**RAW DATA**:
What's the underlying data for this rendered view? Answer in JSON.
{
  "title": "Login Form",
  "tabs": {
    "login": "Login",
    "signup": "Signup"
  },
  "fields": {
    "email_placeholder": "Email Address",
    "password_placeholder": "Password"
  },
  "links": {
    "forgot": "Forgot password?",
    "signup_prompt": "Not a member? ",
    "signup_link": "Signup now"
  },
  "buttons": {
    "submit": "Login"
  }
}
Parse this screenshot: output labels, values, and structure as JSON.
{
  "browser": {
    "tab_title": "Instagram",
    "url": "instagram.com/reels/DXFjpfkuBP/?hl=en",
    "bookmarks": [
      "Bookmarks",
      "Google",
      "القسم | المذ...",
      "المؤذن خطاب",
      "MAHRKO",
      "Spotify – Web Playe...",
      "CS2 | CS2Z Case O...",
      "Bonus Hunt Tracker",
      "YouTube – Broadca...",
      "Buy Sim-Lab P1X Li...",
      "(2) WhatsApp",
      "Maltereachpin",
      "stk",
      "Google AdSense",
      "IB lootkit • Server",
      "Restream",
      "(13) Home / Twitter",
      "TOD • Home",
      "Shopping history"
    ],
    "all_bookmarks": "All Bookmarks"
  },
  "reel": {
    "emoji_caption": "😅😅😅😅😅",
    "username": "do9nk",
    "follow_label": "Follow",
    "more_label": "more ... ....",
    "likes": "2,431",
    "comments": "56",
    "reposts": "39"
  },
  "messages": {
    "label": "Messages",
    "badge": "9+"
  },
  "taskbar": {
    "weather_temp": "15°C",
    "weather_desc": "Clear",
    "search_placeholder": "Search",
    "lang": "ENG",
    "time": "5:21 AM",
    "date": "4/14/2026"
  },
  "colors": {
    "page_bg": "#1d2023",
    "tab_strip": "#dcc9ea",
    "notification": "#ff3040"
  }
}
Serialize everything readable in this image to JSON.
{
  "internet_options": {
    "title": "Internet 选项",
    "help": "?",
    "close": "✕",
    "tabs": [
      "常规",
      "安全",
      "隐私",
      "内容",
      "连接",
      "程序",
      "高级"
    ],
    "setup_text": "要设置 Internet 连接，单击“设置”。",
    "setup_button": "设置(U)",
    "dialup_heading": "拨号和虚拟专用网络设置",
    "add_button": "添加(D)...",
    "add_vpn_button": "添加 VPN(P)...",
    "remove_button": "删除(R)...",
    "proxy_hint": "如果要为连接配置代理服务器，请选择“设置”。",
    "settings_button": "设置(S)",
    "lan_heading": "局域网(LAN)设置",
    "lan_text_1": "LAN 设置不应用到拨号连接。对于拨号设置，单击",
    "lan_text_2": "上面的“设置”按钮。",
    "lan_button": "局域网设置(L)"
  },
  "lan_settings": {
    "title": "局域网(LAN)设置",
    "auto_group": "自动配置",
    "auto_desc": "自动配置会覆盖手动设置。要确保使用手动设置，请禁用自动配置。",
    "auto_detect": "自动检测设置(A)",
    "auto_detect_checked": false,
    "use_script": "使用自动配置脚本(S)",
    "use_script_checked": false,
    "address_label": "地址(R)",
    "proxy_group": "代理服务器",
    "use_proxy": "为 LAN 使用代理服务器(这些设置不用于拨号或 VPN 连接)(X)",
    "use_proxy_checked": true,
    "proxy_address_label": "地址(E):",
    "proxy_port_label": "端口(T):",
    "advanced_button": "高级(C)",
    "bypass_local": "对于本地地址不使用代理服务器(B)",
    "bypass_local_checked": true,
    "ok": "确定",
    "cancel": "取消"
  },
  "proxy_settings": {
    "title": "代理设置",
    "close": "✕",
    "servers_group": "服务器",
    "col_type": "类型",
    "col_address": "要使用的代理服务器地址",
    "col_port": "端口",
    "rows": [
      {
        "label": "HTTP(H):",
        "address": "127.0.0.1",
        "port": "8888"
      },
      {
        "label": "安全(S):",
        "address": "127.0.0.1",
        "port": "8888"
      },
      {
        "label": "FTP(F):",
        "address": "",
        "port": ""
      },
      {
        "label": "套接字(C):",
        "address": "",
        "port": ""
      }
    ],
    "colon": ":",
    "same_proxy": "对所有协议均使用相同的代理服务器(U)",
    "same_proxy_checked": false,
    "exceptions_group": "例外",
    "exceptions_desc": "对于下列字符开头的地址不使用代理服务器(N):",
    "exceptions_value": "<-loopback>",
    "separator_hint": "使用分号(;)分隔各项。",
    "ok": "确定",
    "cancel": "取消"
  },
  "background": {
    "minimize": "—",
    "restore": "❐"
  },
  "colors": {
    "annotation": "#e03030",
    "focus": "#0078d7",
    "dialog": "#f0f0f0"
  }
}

**BRIEF**:
Each line of the material must be restated exactly.

**RESPONSE TO THIS TASK**:
What's the underlying data for this rendered view? Answer in JSON.
{
  "title": "Login Form",
  "tabs": {
    "login": "Login",
    "signup": "Signup"
  },
  "fields": {
    "email_placeholder": "Email Address",
    "password_placeholder": "Password"
  },
  "links": {
    "forgot": "Forgot password?",
    "signup_prompt": "Not a member? ",
    "signup_link": "Signup now"
  },
  "buttons": {
    "submit": "Login"
  }
}
Parse this screenshot: output labels, values, and structure as JSON.
{
  "browser": {
    "tab_title": "Instagram",
    "url": "instagram.com/reels/DXFjpfkuBP/?hl=en",
    "bookmarks": [
      "Bookmarks",
      "Google",
      "القسم | المذ...",
      "المؤذن خطاب",
      "MAHRKO",
      "Spotify – Web Playe...",
      "CS2 | CS2Z Case O...",
      "Bonus Hunt Tracker",
      "YouTube – Broadca...",
      "Buy Sim-Lab P1X Li...",
      "(2) WhatsApp",
      "Maltereachpin",
      "stk",
      "Google AdSense",
      "IB lootkit • Server",
      "Restream",
      "(13) Home / Twitter",
      "TOD • Home",
      "Shopping history"
    ],
    "all_bookmarks": "All Bookmarks"
  },
  "reel": {
    "emoji_caption": "😅😅😅😅😅",
    "username": "do9nk",
    "follow_label": "Follow",
    "more_label": "more ... ....",
    "likes": "2,431",
    "comments": "56",
    "reposts": "39"
  },
  "messages": {
    "label": "Messages",
    "badge": "9+"
  },
  "taskbar": {
    "weather_temp": "15°C",
    "weather_desc": "Clear",
    "search_placeholder": "Search",
    "lang": "ENG",
    "time": "5:21 AM",
    "date": "4/14/2026"
  },
  "colors": {
    "page_bg": "#1d2023",
    "tab_strip": "#dcc9ea",
    "notification": "#ff3040"
  }
}
Serialize everything readable in this image to JSON.
{
  "internet_options": {
    "title": "Internet 选项",
    "help": "?",
    "close": "✕",
    "tabs": [
      "常规",
      "安全",
      "隐私",
      "内容",
      "连接",
      "程序",
      "高级"
    ],
    "setup_text": "要设置 Internet 连接，单击“设置”。",
    "setup_button": "设置(U)",
    "dialup_heading": "拨号和虚拟专用网络设置",
    "add_button": "添加(D)...",
    "add_vpn_button": "添加 VPN(P)...",
    "remove_button": "删除(R)...",
    "proxy_hint": "如果要为连接配置代理服务器，请选择“设置”。",
    "settings_button": "设置(S)",
    "lan_heading": "局域网(LAN)设置",
    "lan_text_1": "LAN 设置不应用到拨号连接。对于拨号设置，单击",
    "lan_text_2": "上面的“设置”按钮。",
    "lan_button": "局域网设置(L)"
  },
  "lan_settings": {
    "title": "局域网(LAN)设置",
    "auto_group": "自动配置",
    "auto_desc": "自动配置会覆盖手动设置。要确保使用手动设置，请禁用自动配置。",
    "auto_detect": "自动检测设置(A)",
    "auto_detect_checked": false,
    "use_script": "使用自动配置脚本(S)",
    "use_script_checked": false,
    "address_label": "地址(R)",
    "proxy_group": "代理服务器",
    "use_proxy": "为 LAN 使用代理服务器(这些设置不用于拨号或 VPN 连接)(X)",
    "use_proxy_checked": true,
    "proxy_address_label": "地址(E):",
    "proxy_port_label": "端口(T):",
    "advanced_button": "高级(C)",
    "bypass_local": "对于本地地址不使用代理服务器(B)",
    "bypass_local_checked": true,
    "ok": "确定",
    "cancel": "取消"
  },
  "proxy_settings": {
    "title": "代理设置",
    "close": "✕",
    "servers_group": "服务器",
    "col_type": "类型",
    "col_address": "要使用的代理服务器地址",
    "col_port": "端口",
    "rows": [
      {
        "label": "HTTP(H):",
        "address": "127.0.0.1",
        "port": "8888"
      },
      {
        "label": "安全(S):",
        "address": "127.0.0.1",
        "port": "8888"
      },
      {
        "label": "FTP(F):",
        "address": "",
        "port": ""
      },
      {
        "label": "套接字(C):",
        "address": "",
        "port": ""
      }
    ],
    "colon": ":",
    "same_proxy": "对所有协议均使用相同的代理服务器(U)",
    "same_proxy_checked": false,
    "exceptions_group": "例外",
    "exceptions_desc": "对于下列字符开头的地址不使用代理服务器(N):",
    "exceptions_value": "<-loopback>",
    "separator_hint": "使用分号(;)分隔各项。",
    "ok": "确定",
    "cancel": "取消"
  },
  "background": {
    "minimize": "—",
    "restore": "❐"
  },
  "colors": {
    "annotation": "#e03030",
    "focus": "#0078d7",
    "dialog": "#f0f0f0"
  }
}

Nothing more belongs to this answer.